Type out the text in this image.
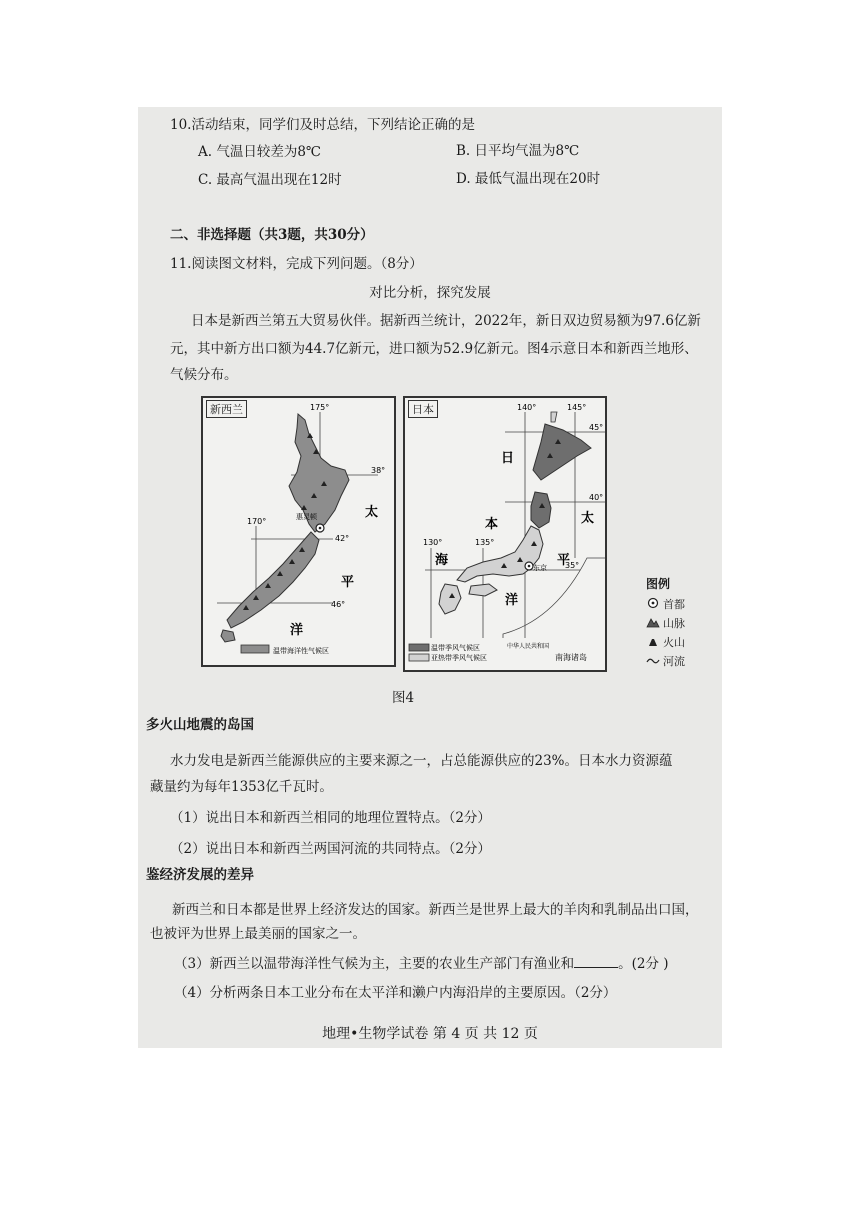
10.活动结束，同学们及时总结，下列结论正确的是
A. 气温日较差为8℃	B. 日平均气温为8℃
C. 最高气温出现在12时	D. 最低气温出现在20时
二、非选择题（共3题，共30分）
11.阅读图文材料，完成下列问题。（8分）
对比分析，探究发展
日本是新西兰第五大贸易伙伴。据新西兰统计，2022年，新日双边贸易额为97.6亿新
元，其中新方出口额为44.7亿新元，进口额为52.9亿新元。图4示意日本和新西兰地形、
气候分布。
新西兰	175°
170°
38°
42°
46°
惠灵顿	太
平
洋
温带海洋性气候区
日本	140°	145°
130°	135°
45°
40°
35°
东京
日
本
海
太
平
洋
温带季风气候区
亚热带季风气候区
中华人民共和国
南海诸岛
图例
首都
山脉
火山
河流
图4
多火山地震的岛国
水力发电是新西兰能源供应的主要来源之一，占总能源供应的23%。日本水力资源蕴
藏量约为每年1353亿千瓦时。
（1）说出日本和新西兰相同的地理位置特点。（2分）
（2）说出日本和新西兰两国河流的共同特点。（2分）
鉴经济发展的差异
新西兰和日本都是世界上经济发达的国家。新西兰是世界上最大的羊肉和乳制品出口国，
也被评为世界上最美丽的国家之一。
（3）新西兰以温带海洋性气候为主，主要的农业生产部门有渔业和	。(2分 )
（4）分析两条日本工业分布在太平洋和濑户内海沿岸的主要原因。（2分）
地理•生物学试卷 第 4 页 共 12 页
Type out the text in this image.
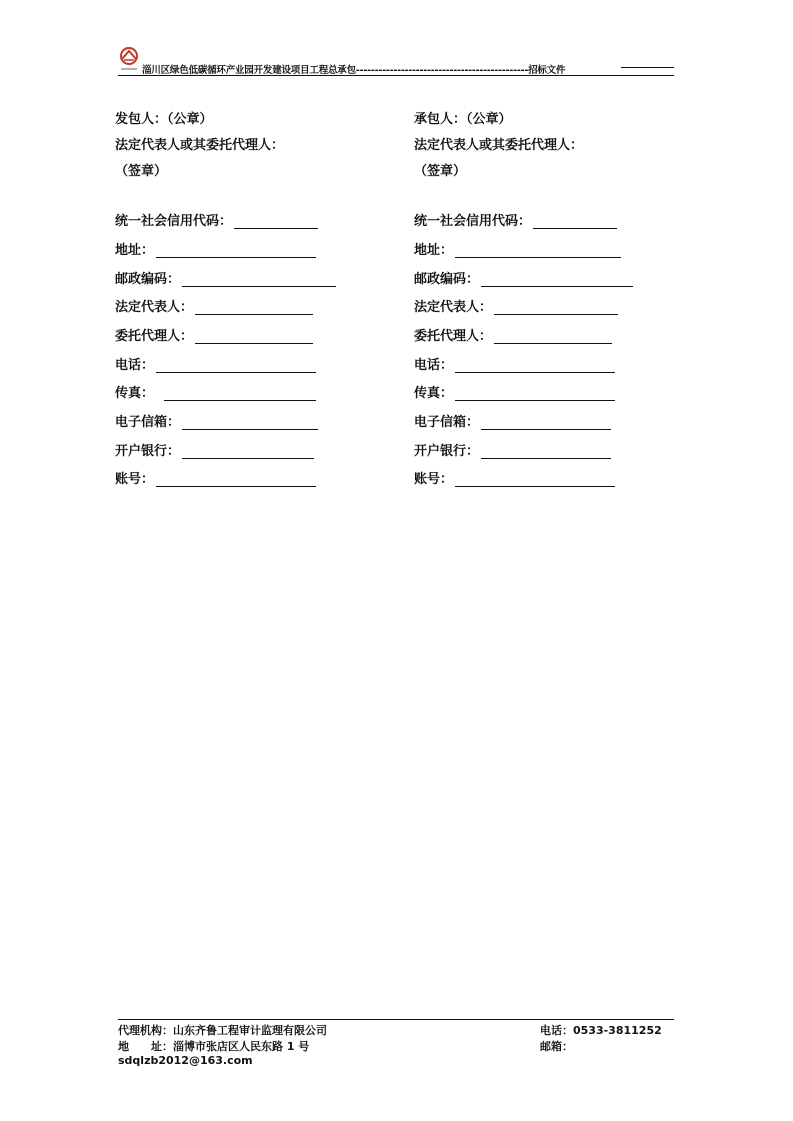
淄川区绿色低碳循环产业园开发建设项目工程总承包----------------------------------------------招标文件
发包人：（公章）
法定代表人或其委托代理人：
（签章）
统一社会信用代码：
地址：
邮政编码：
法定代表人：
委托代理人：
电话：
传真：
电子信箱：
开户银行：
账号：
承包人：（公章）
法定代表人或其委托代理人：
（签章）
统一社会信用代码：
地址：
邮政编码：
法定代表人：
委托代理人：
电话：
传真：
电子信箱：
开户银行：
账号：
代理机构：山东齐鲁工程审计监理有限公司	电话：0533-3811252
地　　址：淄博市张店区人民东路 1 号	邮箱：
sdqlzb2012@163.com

*****

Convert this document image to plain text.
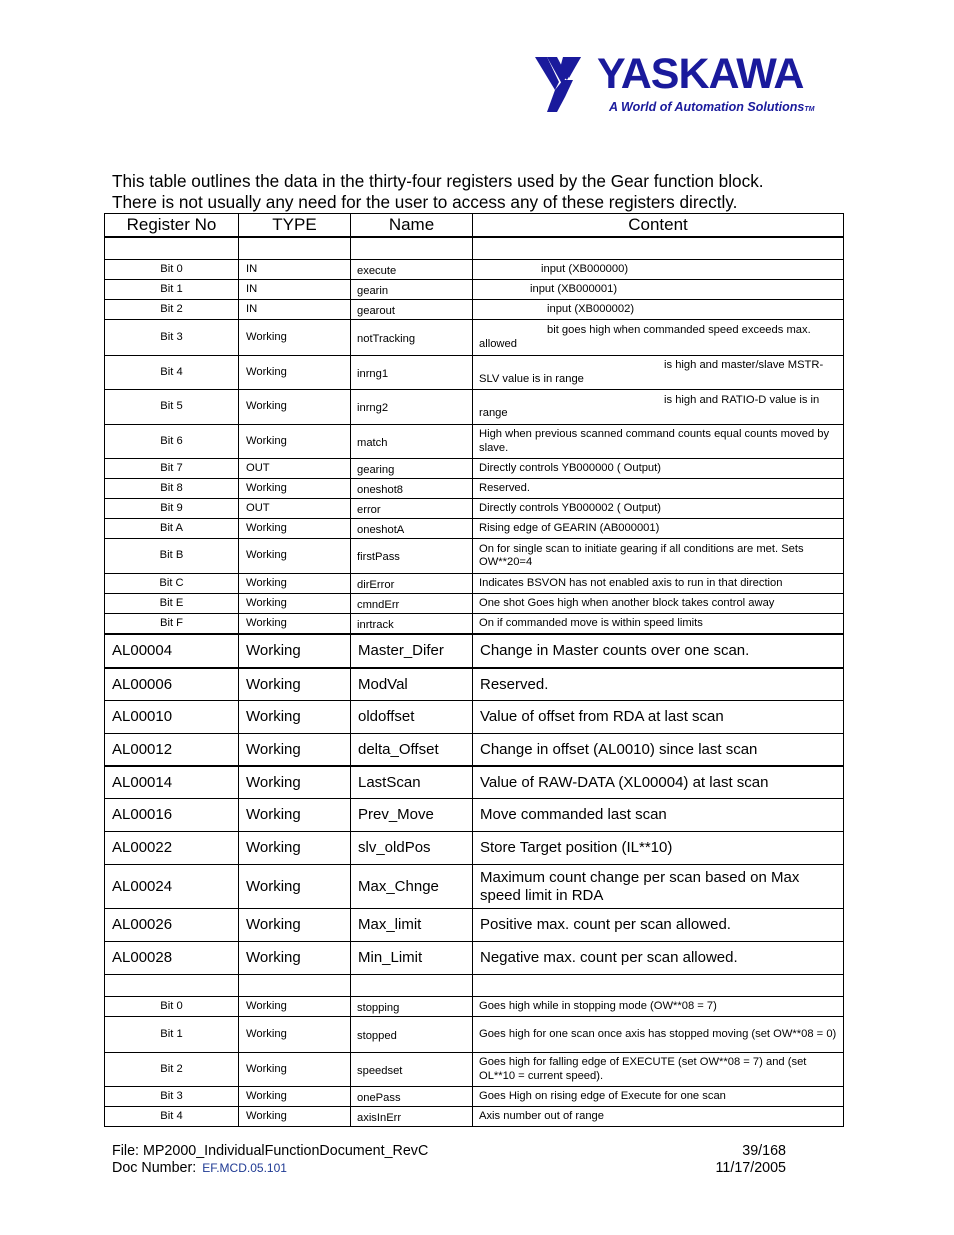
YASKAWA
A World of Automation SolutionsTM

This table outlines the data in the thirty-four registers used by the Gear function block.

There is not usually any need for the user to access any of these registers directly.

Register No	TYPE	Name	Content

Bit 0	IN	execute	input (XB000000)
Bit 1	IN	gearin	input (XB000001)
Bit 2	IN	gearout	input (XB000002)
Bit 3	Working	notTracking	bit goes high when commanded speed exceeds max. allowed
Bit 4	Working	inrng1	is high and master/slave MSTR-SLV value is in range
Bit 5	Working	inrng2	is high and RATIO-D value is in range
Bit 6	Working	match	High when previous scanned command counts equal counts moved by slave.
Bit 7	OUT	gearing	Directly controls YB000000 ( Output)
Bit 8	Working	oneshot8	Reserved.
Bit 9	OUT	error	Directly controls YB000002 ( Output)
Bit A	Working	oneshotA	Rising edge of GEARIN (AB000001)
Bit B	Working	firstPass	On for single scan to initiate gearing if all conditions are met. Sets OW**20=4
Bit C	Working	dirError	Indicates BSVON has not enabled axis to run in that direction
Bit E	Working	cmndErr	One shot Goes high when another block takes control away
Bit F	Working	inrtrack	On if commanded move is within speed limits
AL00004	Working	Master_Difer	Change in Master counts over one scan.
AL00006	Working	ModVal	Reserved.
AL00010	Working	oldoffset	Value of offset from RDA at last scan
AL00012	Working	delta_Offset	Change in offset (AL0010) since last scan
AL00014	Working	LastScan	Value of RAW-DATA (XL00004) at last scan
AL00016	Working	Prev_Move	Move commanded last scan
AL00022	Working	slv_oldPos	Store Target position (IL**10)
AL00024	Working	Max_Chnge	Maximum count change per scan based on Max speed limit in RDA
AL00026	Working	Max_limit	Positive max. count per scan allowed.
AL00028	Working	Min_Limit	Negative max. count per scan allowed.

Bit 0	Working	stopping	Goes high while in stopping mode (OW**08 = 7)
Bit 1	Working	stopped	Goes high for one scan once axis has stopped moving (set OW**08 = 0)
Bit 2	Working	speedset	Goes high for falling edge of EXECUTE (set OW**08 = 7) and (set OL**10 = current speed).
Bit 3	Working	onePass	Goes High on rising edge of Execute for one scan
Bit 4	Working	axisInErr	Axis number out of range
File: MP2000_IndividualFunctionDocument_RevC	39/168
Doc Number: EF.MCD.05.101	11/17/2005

*****

## Requirement:
Pick out all lines containing the string "slave".

## Result of the exercise:
Bit 4	Working	inrng1	is high and master/slave MSTR-SLV value is in range
Bit 6	Working	match	High when previous scanned command counts equal counts moved by slave.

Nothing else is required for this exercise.